EXERCISE DESCRIPTION> Pick out each line of the listing below that contains the word "total", and copy those lines.
--- start of DATA EXCERPTS ---
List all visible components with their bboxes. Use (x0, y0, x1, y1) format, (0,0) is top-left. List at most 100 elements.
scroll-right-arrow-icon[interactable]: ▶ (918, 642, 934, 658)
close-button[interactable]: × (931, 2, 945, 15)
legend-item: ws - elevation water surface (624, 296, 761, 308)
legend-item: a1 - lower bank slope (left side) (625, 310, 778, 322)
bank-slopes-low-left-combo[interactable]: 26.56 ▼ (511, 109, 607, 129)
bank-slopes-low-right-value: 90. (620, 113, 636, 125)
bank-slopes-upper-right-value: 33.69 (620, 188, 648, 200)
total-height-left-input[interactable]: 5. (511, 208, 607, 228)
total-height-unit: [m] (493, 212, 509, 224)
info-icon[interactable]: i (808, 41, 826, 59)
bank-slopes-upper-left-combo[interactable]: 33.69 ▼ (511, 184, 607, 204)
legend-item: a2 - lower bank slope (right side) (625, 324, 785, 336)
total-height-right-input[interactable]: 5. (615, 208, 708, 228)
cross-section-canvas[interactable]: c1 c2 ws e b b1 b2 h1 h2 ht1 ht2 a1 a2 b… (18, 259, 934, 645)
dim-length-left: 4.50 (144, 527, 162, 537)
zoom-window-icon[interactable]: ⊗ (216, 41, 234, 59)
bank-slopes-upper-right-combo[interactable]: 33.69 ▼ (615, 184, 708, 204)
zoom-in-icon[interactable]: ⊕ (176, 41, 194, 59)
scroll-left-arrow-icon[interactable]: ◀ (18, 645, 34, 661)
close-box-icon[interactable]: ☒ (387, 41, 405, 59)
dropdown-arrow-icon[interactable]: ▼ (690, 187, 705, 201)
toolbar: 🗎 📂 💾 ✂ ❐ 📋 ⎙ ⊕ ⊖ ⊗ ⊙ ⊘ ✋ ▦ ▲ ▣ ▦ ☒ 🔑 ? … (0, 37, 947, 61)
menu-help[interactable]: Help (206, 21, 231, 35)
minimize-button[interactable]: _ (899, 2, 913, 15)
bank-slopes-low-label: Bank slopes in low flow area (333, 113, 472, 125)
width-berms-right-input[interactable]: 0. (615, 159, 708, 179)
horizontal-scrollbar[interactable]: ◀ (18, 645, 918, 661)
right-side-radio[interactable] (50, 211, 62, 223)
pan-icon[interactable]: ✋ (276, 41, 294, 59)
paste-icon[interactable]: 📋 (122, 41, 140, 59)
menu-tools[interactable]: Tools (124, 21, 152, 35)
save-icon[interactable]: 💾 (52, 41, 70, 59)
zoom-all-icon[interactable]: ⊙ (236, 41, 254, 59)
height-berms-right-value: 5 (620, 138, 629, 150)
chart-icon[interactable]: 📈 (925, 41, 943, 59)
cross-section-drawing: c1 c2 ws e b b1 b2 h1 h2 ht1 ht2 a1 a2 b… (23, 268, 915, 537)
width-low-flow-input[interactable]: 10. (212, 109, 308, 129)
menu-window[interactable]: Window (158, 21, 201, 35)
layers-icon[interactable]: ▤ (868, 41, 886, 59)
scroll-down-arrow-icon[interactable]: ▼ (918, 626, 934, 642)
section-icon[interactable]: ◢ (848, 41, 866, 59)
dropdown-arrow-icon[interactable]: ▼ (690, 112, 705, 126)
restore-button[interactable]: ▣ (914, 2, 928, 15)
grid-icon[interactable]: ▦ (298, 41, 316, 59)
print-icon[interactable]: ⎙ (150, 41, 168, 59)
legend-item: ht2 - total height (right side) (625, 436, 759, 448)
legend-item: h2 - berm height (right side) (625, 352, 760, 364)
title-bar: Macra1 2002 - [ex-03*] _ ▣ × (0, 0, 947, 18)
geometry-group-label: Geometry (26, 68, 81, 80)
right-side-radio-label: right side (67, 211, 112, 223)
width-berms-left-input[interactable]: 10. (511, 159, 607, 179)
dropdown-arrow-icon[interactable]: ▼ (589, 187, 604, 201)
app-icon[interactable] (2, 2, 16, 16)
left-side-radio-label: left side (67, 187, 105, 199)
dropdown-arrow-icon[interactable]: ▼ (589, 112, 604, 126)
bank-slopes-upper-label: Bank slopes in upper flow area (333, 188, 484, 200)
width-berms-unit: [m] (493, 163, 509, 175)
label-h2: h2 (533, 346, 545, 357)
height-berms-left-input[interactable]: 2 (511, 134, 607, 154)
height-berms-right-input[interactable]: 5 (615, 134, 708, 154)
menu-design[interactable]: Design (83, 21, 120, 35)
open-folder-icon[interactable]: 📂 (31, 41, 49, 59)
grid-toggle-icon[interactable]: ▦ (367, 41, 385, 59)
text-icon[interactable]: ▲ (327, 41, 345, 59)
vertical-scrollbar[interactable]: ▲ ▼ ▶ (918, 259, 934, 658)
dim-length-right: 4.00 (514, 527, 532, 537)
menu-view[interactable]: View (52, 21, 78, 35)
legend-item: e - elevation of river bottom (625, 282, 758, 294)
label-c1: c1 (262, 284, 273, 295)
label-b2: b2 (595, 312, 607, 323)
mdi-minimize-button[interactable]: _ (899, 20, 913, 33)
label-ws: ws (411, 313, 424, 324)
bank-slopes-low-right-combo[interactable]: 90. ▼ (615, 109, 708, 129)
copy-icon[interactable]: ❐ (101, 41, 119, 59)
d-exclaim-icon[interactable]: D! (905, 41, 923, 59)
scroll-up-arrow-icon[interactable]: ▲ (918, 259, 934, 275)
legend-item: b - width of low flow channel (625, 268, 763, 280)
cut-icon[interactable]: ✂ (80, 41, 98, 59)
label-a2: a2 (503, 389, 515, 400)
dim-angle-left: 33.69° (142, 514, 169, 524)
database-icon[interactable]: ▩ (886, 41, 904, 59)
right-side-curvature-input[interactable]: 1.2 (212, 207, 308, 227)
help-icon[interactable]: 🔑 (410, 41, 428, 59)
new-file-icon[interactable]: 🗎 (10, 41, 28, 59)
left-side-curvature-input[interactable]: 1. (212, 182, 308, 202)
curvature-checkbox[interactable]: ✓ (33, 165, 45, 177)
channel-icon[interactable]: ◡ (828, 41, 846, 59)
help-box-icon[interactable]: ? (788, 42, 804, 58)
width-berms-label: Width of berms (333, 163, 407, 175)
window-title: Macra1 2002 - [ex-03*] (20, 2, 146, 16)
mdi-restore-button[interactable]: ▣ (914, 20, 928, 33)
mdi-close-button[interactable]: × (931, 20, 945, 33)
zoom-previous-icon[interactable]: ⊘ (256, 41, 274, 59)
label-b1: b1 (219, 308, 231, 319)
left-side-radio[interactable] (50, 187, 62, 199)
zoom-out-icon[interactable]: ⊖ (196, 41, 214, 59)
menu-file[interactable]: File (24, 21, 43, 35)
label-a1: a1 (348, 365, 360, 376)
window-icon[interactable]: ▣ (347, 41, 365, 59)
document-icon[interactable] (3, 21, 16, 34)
--- end of DATA EXCERPTS ---
EXERCISE RESULT>
total-height-left-input[interactable]: 5. (511, 208, 607, 228)
total-height-unit: [m] (493, 212, 509, 224)
total-height-right-input[interactable]: 5. (615, 208, 708, 228)
legend-item: ht2 - total height (right side) (625, 436, 759, 448)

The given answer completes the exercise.